▶ _Détails de l'exercice_
Reprenez l'extrait sur l'écologie et l'énergie et poursuivez-le à partir de sa dernière phrase.

▶ _Extrait_
D’autres tels, Noam Chomsky, linguiste, philosophe et activiste, a défendu avec véhémence la liberté d’expression et largement critiqué le gouvernement américain prophétisant son déclin et l’incapacité des pouvoirs à en saisir l’absolu nécessité. 

l’écologie et l’énergie au cœur d’une guerre idéologique

De nombreux intellectuels et environnementalistes refusent le dogme décliniste qui s’est imposé comme la lecture dominante dans le traitement du réchauffement climatique. Michael Shellenberger, notamment, environnementaliste est un auteur américain fondateur d’Environmental Progress, un groupe environnemental pro-nucléaire. En 2004, il a été nommé héros de l’environnement par le Time Magazine puis reçu en 2010 le prestigieux Climate Leadership Award du Climate Reality Project.

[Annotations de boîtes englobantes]
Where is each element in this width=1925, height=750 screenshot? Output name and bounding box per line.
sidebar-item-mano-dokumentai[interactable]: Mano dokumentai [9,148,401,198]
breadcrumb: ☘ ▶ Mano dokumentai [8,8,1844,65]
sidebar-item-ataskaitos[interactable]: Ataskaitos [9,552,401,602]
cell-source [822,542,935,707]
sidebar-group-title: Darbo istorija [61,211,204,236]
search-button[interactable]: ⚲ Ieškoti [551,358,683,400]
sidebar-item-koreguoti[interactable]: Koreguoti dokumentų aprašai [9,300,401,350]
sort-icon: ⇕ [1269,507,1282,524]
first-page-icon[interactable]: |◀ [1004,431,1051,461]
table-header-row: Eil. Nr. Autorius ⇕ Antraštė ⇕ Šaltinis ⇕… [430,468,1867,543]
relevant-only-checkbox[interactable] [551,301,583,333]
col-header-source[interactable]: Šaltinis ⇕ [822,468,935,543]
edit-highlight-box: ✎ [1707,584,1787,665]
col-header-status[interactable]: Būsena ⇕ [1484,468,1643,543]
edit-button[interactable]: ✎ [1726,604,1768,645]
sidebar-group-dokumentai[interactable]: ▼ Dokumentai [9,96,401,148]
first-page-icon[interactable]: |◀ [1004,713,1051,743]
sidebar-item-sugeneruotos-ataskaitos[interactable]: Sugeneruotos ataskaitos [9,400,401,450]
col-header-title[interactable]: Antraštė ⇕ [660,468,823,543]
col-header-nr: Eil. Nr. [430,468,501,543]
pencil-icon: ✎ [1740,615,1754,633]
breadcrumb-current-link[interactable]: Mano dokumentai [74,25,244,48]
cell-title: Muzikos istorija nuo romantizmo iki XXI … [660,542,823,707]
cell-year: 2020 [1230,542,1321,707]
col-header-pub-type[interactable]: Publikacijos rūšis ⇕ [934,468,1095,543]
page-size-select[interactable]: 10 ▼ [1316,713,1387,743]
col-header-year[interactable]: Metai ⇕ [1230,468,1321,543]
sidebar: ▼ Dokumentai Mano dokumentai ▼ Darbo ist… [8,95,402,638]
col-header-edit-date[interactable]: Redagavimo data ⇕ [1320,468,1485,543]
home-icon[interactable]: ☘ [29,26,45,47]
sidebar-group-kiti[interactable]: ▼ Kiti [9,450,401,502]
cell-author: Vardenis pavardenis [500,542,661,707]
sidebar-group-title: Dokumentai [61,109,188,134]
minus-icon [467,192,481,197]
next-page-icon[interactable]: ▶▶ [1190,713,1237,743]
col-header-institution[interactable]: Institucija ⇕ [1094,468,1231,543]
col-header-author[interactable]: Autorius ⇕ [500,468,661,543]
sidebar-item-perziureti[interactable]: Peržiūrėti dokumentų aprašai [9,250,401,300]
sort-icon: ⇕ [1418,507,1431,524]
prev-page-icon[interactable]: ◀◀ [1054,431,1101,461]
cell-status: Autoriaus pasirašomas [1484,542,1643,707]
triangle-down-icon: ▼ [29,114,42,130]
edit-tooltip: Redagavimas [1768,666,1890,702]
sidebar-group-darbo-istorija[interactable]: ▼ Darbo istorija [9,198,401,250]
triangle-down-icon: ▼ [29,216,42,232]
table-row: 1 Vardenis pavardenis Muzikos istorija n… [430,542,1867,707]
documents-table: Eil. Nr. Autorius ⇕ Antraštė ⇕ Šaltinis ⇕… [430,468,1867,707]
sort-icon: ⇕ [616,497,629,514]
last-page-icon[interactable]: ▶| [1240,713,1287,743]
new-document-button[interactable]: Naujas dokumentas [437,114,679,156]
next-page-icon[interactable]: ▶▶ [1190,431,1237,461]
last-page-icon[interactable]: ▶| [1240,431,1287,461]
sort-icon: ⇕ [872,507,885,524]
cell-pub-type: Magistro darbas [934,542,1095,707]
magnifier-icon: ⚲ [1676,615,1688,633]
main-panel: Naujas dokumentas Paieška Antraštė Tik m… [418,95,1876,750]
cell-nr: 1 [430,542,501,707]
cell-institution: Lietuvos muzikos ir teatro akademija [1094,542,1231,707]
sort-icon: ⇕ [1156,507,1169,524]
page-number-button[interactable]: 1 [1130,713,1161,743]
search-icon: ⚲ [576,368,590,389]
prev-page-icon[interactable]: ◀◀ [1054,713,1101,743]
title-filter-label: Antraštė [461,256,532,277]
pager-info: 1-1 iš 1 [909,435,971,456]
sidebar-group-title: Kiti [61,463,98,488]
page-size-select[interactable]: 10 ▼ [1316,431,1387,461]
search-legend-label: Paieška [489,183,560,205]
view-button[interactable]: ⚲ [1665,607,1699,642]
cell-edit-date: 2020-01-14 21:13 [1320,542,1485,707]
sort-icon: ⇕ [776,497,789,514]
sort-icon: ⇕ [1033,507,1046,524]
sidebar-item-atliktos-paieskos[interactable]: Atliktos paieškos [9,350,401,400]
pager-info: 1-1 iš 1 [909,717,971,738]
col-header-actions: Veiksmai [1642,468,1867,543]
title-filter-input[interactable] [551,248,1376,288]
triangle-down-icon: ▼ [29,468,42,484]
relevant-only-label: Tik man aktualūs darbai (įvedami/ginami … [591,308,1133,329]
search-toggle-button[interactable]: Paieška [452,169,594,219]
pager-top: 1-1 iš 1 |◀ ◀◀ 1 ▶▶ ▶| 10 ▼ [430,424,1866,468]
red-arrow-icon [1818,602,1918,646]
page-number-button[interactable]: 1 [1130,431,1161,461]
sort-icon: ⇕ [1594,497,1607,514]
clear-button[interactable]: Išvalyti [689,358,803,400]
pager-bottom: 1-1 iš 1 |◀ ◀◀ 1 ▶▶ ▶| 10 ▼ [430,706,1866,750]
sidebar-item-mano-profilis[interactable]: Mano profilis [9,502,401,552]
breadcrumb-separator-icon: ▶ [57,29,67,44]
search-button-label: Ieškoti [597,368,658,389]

▶ _Résultat de l'exercice_
La position de M. Shellenberger est que nous devons explorer ce qui est possible en termes de production d’énergie, plutôt que de jeter sans distinction tout ce qui a fonctionné jusqu’à présent au seul motif que ce n’était pas parfait. Il estime que l’énergie nucléaire est une source d’énergie propre, sûre et abordable qui peut contribuer à réduire les émissions de gaz à effet de serre et à lutter contre le changement climatique. Il a également critiqué avec véhémence les sources d’énergie renouvelables comme le solaire et l’éolien, qui, selon lui, ne sont pas aussi fiables ou rentables que l’énergie nucléaire.

Le Meilleur des Mondes. a gigantic, smoking, threatening and disturbing wind turbine. BSS© KEATSLAB

D’autres auteurs partagent la position pro-nucléaire de Shellenberger tels que James Lovelock, Stewart Brand et Mark Lynas. Lovelock est un environnementaliste et un scientifique britannique, surtout connu pour ses travaux sur l’hypothèse Gaia tandis que Brand, écologiste américain est l’auteur et co-fondateur du très fameux Whole Earth Catalog qui a notamment inspiré Steve Jobs dans sa Jeunesse. Lynas est un écologiste et un auteur britannique qui a beaucoup écrit sur le thème du changement climatique.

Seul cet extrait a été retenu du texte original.